▸ Objective:
Print out every record exactly as it appears.

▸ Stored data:
▼
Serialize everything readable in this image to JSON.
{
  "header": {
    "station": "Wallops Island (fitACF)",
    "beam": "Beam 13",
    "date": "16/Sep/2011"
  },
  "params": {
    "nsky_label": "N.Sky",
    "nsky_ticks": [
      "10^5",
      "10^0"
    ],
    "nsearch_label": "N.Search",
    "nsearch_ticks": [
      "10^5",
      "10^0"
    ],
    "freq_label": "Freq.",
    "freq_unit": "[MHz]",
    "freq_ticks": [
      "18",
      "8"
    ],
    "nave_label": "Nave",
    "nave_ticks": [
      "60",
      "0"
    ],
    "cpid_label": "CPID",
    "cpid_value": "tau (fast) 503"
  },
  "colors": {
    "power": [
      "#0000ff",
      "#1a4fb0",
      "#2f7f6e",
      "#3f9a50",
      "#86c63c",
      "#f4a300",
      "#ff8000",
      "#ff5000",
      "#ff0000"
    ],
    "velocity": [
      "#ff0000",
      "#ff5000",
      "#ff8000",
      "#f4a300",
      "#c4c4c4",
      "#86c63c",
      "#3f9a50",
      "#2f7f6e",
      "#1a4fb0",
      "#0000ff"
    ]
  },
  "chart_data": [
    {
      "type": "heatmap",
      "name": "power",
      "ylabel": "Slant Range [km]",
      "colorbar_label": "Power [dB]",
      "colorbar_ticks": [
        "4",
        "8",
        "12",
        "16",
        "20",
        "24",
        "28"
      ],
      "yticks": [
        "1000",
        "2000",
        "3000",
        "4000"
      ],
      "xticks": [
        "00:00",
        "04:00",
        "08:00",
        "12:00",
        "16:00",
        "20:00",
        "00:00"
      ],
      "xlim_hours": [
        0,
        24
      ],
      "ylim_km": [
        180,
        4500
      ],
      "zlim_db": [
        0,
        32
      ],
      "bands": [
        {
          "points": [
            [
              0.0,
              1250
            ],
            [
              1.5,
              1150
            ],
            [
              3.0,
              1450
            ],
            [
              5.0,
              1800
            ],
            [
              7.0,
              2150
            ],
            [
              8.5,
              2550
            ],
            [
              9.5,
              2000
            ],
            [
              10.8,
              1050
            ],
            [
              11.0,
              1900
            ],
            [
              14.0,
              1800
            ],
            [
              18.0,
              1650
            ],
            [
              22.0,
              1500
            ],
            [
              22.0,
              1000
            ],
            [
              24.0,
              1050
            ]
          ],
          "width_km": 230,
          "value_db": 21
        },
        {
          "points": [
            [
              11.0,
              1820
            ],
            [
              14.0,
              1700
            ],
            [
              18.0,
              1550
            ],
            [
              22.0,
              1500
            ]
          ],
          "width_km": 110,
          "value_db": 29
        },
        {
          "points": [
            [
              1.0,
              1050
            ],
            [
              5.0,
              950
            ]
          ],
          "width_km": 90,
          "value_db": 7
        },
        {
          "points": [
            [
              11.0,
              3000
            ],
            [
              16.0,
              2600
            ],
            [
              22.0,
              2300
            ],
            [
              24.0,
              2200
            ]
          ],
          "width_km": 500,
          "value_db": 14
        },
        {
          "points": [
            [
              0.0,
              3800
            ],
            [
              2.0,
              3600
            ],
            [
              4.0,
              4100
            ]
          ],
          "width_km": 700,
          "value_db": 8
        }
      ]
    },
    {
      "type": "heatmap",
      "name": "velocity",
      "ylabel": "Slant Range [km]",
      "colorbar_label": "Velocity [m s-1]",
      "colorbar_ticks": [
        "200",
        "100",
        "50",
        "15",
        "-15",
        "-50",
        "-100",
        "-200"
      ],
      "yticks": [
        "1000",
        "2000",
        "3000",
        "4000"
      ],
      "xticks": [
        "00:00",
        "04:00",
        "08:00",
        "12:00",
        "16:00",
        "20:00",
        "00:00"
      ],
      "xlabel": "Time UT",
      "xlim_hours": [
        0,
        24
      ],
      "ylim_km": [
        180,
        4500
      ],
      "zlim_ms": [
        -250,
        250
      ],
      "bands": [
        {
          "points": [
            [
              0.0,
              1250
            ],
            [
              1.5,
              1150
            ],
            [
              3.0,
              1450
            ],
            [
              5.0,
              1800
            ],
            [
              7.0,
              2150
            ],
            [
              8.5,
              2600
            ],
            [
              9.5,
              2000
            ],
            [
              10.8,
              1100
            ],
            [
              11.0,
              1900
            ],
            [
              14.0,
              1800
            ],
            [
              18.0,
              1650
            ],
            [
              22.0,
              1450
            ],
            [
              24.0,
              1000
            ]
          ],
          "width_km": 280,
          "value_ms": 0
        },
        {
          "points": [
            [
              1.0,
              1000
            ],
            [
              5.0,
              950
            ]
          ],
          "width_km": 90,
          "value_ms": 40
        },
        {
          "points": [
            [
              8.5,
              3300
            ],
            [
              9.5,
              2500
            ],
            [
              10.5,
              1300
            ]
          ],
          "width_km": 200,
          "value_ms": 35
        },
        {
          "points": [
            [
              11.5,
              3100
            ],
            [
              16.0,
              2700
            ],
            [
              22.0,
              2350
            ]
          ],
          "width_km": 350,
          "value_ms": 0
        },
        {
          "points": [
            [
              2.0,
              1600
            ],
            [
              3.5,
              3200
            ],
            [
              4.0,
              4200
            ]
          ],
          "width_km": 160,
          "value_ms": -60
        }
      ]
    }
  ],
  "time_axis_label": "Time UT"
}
▲
▸ Result:
Serialize everything readable in this image to JSON.
{
  "header": {
    "station": "Wallops Island (fitACF)",
    "beam": "Beam 13",
    "date": "16/Sep/2011"
  },
  "params": {
    "nsky_label": "N.Sky",
    "nsky_ticks": [
      "10^5",
      "10^0"
    ],
    "nsearch_label": "N.Search",
    "nsearch_ticks": [
      "10^5",
      "10^0"
    ],
    "freq_label": "Freq.",
    "freq_unit": "[MHz]",
    "freq_ticks": [
      "18",
      "8"
    ],
    "nave_label": "Nave",
    "nave_ticks": [
      "60",
      "0"
    ],
    "cpid_label": "CPID",
    "cpid_value": "tau (fast) 503"
  },
  "colors": {
    "power": [
      "#0000ff",
      "#1a4fb0",
      "#2f7f6e",
      "#3f9a50",
      "#86c63c",
      "#f4a300",
      "#ff8000",
      "#ff5000",
      "#ff0000"
    ],
    "velocity": [
      "#ff0000",
      "#ff5000",
      "#ff8000",
      "#f4a300",
      "#c4c4c4",
      "#86c63c",
      "#3f9a50",
      "#2f7f6e",
      "#1a4fb0",
      "#0000ff"
    ]
  },
  "chart_data": [
    {
      "type": "heatmap",
      "name": "power",
      "ylabel": "Slant Range [km]",
      "colorbar_label": "Power [dB]",
      "colorbar_ticks": [
        "4",
        "8",
        "12",
        "16",
        "20",
        "24",
        "28"
      ],
      "yticks": [
        "1000",
        "2000",
        "3000",
        "4000"
      ],
      "xticks": [
        "00:00",
        "04:00",
        "08:00",
        "12:00",
        "16:00",
        "20:00",
        "00:00"
      ],
      "xlim_hours": [
        0,
        24
      ],
      "ylim_km": [
        180,
        4500
      ],
      "zlim_db": [
        0,
        32
      ],
      "bands": [
        {
          "points": [
            [
              0.0,
              1250
            ],
            [
              1.5,
              1150
            ],
            [
              3.0,
              1450
            ],
            [
              5.0,
              1800
            ],
            [
              7.0,
              2150
            ],
            [
              8.5,
              2550
            ],
            [
              9.5,
              2000
            ],
            [
              10.8,
              1050
            ],
            [
              11.0,
              1900
            ],
            [
              14.0,
              1800
            ],
            [
              18.0,
              1650
            ],
            [
              22.0,
              1500
            ],
            [
              22.0,
              1000
            ],
            [
              24.0,
              1050
            ]
          ],
          "width_km": 230,
          "value_db": 21
        },
        {
          "points": [
            [
              11.0,
              1820
            ],
            [
              14.0,
              1700
            ],
            [
              18.0,
              1550
            ],
            [
              22.0,
              1500
            ]
          ],
          "width_km": 110,
          "value_db": 29
        },
        {
          "points": [
            [
              1.0,
              1050
            ],
            [
              5.0,
              950
            ]
          ],
          "width_km": 90,
          "value_db": 7
        },
        {
          "points": [
            [
              11.0,
              3000
            ],
            [
              16.0,
              2600
            ],
            [
              22.0,
              2300
            ],
            [
              24.0,
              2200
            ]
          ],
          "width_km": 500,
          "value_db": 14
        },
        {
          "points": [
            [
              0.0,
              3800
            ],
            [
              2.0,
              3600
            ],
            [
              4.0,
              4100
            ]
          ],
          "width_km": 700,
          "value_db": 8
        }
      ]
    },
    {
      "type": "heatmap",
      "name": "velocity",
      "ylabel": "Slant Range [km]",
      "colorbar_label": "Velocity [m s-1]",
      "colorbar_ticks": [
        "200",
        "100",
        "50",
        "15",
        "-15",
        "-50",
        "-100",
        "-200"
      ],
      "yticks": [
        "1000",
        "2000",
        "3000",
        "4000"
      ],
      "xticks": [
        "00:00",
        "04:00",
        "08:00",
        "12:00",
        "16:00",
        "20:00",
        "00:00"
      ],
      "xlabel": "Time UT",
      "xlim_hours": [
        0,
        24
      ],
      "ylim_km": [
        180,
        4500
      ],
      "zlim_ms": [
        -250,
        250
      ],
      "bands": [
        {
          "points": [
            [
              0.0,
              1250
            ],
            [
              1.5,
              1150
            ],
            [
              3.0,
              1450
            ],
            [
              5.0,
              1800
            ],
            [
              7.0,
              2150
            ],
            [
              8.5,
              2600
            ],
            [
              9.5,
              2000
            ],
            [
              10.8,
              1100
            ],
            [
              11.0,
              1900
            ],
            [
              14.0,
              1800
            ],
            [
              18.0,
              1650
            ],
            [
              22.0,
              1450
            ],
            [
              24.0,
              1000
            ]
          ],
          "width_km": 280,
          "value_ms": 0
        },
        {
          "points": [
            [
              1.0,
              1000
            ],
            [
              5.0,
              950
            ]
          ],
          "width_km": 90,
          "value_ms": 40
        },
        {
          "points": [
            [
              8.5,
              3300
            ],
            [
              9.5,
              2500
            ],
            [
              10.5,
              1300
            ]
          ],
          "width_km": 200,
          "value_ms": 35
        },
        {
          "points": [
            [
              11.5,
              3100
            ],
            [
              16.0,
              2700
            ],
            [
              22.0,
              2350
            ]
          ],
          "width_km": 350,
          "value_ms": 0
        },
        {
          "points": [
            [
              2.0,
              1600
            ],
            [
              3.5,
              3200
            ],
            [
              4.0,
              4200
            ]
          ],
          "width_km": 160,
          "value_ms": -60
        }
      ]
    }
  ],
  "time_axis_label": "Time UT"
}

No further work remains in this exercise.